§ Instructions to follow
Look for the word "القدرة" in the entries below, then copy every line that has it.

§ The data
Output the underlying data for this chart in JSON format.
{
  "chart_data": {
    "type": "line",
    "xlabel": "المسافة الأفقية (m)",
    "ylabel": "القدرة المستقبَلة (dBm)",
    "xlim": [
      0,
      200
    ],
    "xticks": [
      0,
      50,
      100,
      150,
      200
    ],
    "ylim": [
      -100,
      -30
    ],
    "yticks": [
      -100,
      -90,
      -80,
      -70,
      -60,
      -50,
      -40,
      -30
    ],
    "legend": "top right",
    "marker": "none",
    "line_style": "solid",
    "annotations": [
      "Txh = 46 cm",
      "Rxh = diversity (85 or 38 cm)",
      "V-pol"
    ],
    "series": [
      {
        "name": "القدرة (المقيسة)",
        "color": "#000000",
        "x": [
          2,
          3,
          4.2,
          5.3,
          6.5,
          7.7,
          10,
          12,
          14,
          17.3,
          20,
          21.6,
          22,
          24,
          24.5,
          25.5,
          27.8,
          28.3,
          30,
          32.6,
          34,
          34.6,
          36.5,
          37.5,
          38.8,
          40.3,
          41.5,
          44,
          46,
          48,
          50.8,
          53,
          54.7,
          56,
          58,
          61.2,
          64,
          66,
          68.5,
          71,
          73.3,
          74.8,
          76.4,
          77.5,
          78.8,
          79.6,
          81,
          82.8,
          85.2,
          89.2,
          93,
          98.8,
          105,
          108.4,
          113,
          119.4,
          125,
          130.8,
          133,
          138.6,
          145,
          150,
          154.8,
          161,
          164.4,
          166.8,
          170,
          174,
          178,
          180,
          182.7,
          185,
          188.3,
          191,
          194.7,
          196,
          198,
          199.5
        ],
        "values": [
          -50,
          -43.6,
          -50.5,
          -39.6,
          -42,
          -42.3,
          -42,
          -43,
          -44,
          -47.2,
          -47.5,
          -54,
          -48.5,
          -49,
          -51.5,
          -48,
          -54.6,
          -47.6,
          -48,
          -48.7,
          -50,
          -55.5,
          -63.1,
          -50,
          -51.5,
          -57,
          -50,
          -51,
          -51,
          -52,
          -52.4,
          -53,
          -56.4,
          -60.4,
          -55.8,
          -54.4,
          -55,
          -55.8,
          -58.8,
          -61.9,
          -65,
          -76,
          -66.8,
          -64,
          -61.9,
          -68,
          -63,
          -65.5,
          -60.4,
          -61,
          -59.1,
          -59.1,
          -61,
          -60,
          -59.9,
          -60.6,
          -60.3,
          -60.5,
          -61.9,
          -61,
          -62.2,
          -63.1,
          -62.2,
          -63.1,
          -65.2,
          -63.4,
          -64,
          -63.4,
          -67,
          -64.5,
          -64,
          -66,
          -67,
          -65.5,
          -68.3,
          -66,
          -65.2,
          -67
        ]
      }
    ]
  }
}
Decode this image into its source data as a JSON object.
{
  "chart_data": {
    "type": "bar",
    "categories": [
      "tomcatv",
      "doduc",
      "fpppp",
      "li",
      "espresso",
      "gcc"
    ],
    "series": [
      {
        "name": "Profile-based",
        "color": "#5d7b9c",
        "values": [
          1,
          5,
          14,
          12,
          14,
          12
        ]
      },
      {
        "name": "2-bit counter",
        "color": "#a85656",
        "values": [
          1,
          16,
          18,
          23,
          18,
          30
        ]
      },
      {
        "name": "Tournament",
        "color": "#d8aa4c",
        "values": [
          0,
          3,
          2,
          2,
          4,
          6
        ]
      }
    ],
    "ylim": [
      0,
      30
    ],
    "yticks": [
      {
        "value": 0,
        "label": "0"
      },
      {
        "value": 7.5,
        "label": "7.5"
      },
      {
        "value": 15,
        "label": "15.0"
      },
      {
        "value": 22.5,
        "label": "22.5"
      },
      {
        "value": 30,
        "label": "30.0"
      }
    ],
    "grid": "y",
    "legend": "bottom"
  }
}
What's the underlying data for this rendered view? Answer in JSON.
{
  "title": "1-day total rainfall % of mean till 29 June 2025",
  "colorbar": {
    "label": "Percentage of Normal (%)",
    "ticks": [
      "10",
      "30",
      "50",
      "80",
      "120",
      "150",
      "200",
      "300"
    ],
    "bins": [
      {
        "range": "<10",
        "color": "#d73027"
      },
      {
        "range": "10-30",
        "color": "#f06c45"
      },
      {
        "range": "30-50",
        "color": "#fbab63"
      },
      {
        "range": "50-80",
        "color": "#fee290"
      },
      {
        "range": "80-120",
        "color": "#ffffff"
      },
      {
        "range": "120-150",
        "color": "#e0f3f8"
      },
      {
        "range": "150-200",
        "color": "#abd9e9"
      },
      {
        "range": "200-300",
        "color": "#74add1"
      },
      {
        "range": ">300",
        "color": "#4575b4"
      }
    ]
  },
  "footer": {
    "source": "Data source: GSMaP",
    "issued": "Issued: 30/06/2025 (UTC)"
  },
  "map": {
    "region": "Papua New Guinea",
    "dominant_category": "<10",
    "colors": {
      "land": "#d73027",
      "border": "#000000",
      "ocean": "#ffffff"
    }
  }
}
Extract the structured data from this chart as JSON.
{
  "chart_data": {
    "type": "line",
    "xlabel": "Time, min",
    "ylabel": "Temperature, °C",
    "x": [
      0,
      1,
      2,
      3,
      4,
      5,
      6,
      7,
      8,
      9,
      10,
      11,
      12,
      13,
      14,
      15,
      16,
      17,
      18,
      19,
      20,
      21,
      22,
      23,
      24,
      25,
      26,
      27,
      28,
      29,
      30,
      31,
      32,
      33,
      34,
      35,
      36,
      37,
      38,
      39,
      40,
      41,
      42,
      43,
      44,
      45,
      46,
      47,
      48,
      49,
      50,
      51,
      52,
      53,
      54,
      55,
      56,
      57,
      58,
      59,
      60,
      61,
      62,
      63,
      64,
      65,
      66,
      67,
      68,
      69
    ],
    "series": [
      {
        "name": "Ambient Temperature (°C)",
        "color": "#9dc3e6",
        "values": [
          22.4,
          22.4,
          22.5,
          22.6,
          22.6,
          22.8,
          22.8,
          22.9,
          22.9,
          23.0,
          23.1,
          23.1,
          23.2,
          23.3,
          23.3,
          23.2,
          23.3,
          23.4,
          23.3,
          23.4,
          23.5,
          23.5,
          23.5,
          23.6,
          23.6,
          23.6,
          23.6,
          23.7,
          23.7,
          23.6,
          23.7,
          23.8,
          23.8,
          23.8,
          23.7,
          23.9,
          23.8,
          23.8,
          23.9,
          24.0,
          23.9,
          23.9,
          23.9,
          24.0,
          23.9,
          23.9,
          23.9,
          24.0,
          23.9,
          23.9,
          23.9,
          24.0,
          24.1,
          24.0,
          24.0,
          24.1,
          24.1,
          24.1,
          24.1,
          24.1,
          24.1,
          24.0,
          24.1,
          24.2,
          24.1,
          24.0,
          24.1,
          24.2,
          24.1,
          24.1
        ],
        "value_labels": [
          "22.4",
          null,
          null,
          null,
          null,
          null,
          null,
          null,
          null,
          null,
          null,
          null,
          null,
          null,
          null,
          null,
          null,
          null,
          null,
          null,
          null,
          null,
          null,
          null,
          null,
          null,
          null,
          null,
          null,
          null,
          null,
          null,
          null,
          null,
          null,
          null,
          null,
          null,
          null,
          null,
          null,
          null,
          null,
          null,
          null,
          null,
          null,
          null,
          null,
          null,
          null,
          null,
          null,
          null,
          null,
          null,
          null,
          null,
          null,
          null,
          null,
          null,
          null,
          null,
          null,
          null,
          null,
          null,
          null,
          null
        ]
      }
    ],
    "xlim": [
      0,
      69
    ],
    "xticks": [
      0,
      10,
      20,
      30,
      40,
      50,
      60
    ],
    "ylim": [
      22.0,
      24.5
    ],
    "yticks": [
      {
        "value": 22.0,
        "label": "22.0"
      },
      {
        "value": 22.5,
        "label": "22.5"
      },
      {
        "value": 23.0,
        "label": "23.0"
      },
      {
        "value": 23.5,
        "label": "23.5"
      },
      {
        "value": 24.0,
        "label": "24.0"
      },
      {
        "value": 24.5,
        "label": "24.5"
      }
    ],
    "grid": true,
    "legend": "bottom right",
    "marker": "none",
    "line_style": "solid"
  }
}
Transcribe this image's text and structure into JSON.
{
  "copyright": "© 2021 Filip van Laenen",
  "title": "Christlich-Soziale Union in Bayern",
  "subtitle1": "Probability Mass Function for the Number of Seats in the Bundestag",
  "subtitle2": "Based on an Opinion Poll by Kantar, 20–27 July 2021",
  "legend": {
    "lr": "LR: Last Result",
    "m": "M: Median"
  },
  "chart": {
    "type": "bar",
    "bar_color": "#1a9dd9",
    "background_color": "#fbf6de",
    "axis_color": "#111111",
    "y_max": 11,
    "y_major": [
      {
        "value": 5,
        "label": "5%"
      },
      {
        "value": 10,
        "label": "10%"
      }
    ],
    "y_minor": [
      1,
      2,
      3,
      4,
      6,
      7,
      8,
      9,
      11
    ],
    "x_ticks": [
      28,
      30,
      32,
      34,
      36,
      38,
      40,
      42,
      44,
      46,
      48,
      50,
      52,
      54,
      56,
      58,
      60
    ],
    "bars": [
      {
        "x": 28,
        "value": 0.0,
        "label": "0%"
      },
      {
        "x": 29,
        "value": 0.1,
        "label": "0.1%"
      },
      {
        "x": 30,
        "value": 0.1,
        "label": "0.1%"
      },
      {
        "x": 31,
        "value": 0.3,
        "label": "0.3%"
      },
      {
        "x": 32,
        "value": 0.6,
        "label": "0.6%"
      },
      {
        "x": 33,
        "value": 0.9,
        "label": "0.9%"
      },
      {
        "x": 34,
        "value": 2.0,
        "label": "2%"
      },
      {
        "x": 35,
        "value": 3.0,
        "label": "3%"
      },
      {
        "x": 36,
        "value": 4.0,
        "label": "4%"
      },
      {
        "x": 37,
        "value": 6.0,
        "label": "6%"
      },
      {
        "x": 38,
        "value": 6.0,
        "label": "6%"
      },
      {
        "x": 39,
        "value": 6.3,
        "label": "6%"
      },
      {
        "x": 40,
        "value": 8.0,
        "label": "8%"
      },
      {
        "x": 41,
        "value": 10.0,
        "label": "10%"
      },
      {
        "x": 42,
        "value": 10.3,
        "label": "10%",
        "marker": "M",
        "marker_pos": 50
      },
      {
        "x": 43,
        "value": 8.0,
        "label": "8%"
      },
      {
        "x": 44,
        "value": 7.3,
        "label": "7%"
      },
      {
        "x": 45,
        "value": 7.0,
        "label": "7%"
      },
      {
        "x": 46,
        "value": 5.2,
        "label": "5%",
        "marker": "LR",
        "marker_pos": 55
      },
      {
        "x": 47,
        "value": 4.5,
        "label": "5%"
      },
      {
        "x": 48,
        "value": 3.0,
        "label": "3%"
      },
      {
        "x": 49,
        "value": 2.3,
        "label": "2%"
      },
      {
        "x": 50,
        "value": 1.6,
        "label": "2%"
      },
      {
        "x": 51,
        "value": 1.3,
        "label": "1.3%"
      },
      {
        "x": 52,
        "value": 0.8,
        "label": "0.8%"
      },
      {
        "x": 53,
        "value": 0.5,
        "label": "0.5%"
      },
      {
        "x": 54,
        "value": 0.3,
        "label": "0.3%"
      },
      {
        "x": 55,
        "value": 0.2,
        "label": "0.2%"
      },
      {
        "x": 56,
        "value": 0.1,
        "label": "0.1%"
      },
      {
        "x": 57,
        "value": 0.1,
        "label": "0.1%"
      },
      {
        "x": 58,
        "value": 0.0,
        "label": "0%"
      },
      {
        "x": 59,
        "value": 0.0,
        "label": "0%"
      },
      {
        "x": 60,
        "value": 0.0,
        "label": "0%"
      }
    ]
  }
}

§ Exercise solution
    "ylabel": "القدرة المستقبَلة (dBm)",
        "name": "القدرة (المقيسة)",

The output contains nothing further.